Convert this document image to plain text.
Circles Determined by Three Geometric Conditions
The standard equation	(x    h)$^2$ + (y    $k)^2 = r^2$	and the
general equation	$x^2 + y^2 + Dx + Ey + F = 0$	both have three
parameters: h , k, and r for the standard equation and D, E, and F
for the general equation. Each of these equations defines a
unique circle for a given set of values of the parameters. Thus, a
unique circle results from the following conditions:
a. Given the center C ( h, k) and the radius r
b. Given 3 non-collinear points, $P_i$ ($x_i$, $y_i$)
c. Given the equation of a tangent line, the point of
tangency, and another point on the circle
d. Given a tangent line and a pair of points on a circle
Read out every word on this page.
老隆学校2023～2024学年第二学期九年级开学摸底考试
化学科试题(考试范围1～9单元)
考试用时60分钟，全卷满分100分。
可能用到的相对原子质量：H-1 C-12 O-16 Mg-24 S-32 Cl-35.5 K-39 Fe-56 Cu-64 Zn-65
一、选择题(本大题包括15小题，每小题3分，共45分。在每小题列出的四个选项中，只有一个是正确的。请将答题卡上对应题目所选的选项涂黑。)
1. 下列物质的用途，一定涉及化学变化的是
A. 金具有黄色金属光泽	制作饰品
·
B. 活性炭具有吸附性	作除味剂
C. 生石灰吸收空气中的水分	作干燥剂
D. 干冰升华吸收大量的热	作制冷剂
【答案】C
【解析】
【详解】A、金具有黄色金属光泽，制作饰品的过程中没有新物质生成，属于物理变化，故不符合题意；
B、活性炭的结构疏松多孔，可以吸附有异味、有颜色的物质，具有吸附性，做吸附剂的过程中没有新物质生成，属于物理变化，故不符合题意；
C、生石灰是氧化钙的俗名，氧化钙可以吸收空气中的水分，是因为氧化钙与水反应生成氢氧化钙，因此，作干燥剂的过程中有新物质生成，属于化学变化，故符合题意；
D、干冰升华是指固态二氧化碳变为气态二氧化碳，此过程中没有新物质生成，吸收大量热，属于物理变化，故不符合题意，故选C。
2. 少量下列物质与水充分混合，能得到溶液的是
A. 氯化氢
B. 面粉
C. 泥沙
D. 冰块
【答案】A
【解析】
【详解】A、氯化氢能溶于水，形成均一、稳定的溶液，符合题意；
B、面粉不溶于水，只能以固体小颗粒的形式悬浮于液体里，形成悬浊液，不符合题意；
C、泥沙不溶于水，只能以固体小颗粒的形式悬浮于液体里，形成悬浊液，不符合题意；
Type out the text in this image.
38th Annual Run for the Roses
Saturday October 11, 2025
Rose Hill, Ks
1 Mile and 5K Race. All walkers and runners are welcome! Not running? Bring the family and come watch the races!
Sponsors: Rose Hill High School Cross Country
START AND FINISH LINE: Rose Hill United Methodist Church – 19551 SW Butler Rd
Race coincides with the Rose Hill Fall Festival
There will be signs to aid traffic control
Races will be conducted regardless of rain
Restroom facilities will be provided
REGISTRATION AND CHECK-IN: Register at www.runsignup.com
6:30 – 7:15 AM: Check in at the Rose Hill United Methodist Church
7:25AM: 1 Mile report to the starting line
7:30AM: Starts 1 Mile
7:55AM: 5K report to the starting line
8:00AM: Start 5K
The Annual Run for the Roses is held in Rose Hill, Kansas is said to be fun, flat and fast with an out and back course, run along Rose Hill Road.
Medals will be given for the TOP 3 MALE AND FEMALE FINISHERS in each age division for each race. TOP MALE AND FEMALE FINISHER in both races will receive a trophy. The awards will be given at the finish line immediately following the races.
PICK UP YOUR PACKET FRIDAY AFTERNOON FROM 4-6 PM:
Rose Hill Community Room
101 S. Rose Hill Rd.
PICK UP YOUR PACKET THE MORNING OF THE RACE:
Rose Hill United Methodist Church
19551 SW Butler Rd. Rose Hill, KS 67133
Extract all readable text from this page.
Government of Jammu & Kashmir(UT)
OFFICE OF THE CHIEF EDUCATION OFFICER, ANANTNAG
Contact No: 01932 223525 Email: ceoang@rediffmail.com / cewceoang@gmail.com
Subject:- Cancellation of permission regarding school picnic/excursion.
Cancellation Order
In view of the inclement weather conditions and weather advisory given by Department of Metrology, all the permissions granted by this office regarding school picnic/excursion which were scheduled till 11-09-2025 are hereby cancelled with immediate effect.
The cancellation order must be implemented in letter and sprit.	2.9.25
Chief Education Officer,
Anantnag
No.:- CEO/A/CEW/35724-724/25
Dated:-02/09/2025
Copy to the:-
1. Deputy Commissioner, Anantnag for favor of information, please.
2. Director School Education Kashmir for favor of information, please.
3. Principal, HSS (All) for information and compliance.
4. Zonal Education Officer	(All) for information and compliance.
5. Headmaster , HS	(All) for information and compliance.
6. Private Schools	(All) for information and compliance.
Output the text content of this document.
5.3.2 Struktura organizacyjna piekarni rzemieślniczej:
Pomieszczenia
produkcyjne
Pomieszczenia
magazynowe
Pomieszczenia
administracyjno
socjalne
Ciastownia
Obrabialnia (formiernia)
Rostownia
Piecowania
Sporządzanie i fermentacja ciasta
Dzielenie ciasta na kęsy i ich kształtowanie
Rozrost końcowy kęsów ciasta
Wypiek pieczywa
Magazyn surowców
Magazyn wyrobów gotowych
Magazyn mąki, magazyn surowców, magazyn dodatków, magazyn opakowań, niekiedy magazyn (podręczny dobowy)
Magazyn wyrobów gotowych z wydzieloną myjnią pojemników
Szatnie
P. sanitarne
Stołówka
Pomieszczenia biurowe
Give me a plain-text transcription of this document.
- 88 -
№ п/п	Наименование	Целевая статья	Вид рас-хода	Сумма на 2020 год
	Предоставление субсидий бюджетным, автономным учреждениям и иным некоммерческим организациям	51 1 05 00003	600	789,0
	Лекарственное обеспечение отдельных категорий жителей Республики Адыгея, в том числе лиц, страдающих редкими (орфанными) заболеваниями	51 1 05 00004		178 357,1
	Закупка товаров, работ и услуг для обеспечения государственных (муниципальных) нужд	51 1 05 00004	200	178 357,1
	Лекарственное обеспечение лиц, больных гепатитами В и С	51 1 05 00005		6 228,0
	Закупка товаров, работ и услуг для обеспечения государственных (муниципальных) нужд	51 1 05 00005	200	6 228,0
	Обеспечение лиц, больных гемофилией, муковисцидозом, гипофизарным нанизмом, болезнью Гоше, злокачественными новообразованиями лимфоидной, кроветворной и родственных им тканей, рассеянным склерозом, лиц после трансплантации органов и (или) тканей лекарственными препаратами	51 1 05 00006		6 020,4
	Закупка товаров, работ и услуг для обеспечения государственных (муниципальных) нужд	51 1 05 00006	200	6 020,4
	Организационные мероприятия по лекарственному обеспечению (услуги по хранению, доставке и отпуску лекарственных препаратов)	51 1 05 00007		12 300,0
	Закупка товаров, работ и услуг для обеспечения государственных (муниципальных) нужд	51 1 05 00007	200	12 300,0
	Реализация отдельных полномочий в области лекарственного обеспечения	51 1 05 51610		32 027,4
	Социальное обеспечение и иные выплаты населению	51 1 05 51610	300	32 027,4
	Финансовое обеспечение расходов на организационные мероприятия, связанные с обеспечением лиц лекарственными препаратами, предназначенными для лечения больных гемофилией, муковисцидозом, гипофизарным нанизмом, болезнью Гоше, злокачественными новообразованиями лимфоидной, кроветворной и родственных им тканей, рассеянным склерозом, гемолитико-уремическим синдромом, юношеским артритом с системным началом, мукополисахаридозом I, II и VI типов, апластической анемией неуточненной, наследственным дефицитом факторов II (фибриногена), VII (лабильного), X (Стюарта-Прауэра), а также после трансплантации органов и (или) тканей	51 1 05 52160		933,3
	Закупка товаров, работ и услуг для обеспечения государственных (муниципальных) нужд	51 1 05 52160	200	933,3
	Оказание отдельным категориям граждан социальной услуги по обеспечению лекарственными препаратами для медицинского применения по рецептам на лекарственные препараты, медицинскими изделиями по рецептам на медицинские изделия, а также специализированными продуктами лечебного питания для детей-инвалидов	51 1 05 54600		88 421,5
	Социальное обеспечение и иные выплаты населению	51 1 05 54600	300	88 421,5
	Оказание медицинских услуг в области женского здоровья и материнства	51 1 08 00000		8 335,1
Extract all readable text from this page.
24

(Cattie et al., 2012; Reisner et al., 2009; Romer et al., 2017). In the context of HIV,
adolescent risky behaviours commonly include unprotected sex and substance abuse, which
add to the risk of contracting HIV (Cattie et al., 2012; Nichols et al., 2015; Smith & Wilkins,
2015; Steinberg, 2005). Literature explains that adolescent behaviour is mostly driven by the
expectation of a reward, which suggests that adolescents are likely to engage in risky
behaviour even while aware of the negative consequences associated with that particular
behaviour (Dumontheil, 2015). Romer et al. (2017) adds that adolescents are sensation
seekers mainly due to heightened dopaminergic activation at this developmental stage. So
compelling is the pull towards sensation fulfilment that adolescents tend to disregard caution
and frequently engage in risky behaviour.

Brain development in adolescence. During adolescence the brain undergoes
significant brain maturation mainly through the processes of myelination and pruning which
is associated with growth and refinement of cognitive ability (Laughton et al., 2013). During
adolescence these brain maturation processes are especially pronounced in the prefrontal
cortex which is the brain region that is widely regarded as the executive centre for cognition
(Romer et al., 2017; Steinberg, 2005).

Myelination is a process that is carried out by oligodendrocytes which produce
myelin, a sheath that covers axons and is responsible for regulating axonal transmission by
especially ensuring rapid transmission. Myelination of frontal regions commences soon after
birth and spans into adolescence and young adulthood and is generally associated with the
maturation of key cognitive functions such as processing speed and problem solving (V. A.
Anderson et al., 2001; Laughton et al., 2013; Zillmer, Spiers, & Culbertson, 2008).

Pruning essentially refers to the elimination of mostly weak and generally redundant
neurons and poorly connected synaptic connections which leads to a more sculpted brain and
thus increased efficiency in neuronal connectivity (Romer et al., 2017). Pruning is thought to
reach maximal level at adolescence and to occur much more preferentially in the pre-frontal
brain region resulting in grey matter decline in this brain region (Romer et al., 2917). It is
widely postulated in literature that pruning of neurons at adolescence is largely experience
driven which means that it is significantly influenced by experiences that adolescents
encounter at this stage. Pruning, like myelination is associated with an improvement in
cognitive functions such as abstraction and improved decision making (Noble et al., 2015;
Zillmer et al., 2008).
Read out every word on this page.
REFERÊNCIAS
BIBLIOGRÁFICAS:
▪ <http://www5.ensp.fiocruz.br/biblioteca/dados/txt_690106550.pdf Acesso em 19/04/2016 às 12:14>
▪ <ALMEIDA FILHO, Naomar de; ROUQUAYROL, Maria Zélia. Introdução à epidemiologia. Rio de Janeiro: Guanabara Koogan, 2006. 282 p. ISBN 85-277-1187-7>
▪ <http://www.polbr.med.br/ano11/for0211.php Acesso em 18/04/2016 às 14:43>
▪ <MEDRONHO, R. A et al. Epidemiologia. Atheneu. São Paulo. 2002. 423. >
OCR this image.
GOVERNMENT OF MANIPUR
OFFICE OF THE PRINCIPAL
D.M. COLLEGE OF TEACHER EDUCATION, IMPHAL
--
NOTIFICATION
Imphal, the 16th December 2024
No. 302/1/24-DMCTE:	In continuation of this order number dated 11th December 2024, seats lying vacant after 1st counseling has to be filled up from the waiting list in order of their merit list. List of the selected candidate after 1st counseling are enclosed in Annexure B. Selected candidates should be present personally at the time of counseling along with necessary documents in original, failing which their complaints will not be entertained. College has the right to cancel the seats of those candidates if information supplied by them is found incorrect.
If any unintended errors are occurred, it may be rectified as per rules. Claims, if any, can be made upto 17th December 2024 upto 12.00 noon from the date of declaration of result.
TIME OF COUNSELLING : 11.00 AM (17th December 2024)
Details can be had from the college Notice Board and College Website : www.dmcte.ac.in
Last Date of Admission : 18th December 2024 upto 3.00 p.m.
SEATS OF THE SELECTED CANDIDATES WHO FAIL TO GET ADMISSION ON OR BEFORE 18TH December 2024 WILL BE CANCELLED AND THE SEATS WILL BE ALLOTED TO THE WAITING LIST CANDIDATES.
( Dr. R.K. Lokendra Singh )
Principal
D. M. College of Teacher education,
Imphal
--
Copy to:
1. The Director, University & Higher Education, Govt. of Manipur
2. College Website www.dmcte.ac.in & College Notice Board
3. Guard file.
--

□ □ □ □

__WRITTEN REQUEST__:
Search the listing for the string "населению". Copy each line where it turns up.

__RESULT__:
	Социальное обеспечение и иные выплаты населению	51 1 05 51610	300	32 027,4
	Социальное обеспечение и иные выплаты населению	51 1 05 54600	300	88 421,5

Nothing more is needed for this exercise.